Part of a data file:
• • • • •
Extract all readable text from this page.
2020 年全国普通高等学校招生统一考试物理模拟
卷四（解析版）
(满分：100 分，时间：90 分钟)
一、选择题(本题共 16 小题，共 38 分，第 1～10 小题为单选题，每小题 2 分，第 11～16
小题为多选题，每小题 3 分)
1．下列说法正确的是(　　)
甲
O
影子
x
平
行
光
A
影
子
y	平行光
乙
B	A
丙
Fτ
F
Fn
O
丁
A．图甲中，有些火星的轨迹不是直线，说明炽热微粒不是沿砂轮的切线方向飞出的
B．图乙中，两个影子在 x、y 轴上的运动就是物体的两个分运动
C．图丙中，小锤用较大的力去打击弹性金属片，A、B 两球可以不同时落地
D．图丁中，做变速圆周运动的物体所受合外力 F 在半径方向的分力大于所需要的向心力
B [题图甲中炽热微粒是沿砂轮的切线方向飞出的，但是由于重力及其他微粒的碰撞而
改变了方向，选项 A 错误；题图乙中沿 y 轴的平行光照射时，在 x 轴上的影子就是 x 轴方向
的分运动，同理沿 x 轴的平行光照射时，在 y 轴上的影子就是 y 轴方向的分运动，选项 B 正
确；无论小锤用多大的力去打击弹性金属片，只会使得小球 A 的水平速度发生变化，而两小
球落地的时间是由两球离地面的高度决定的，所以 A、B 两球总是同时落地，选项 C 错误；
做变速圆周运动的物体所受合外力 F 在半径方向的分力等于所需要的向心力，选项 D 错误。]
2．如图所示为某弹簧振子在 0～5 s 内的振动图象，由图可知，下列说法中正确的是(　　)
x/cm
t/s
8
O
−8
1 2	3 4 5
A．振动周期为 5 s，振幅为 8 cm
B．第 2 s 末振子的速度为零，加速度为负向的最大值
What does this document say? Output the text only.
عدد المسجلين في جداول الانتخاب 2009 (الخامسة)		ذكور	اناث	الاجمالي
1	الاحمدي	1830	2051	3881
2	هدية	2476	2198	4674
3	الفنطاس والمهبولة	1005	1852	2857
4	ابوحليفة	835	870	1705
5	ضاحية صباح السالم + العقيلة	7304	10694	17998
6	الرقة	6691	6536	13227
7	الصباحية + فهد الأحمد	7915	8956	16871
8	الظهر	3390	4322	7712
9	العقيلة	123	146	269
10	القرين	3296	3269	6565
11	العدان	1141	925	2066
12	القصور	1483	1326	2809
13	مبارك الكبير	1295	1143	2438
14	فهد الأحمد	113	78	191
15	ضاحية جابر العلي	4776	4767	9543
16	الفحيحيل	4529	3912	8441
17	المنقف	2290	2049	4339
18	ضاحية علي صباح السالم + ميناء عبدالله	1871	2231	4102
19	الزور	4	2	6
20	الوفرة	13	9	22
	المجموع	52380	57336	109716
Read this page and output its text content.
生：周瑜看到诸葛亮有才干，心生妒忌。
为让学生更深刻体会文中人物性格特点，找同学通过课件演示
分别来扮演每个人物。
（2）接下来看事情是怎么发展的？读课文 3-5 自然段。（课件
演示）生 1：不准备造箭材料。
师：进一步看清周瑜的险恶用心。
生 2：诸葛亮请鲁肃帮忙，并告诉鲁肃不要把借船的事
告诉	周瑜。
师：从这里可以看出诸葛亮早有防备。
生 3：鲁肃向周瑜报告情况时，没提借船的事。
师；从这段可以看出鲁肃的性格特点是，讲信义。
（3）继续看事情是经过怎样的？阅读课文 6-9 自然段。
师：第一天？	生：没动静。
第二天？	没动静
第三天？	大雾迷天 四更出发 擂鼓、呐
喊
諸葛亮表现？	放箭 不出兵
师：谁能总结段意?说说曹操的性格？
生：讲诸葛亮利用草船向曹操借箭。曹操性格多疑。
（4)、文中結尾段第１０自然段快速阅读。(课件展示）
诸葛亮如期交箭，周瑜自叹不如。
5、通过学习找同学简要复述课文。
• • • • •
Would you quote, exactly and only, the lines from the one containing "Read this page and output its text content." to the end of the entries?

Read this page and output its text content.
生：周瑜看到诸葛亮有才干，心生妒忌。
为让学生更深刻体会文中人物性格特点，找同学通过课件演示
分别来扮演每个人物。
（2）接下来看事情是怎么发展的？读课文 3-5 自然段。（课件
演示）生 1：不准备造箭材料。
师：进一步看清周瑜的险恶用心。
生 2：诸葛亮请鲁肃帮忙，并告诉鲁肃不要把借船的事
告诉	周瑜。
师：从这里可以看出诸葛亮早有防备。
生 3：鲁肃向周瑜报告情况时，没提借船的事。
师；从这段可以看出鲁肃的性格特点是，讲信义。
（3）继续看事情是经过怎样的？阅读课文 6-9 自然段。
师：第一天？	生：没动静。
第二天？	没动静
第三天？	大雾迷天 四更出发 擂鼓、呐
喊
諸葛亮表现？	放箭 不出兵
师：谁能总结段意?说说曹操的性格？
生：讲诸葛亮利用草船向曹操借箭。曹操性格多疑。
（4)、文中結尾段第１０自然段快速阅读。(课件展示）
诸葛亮如期交箭，周瑜自叹不如。
5、通过学习找同学简要复述课文。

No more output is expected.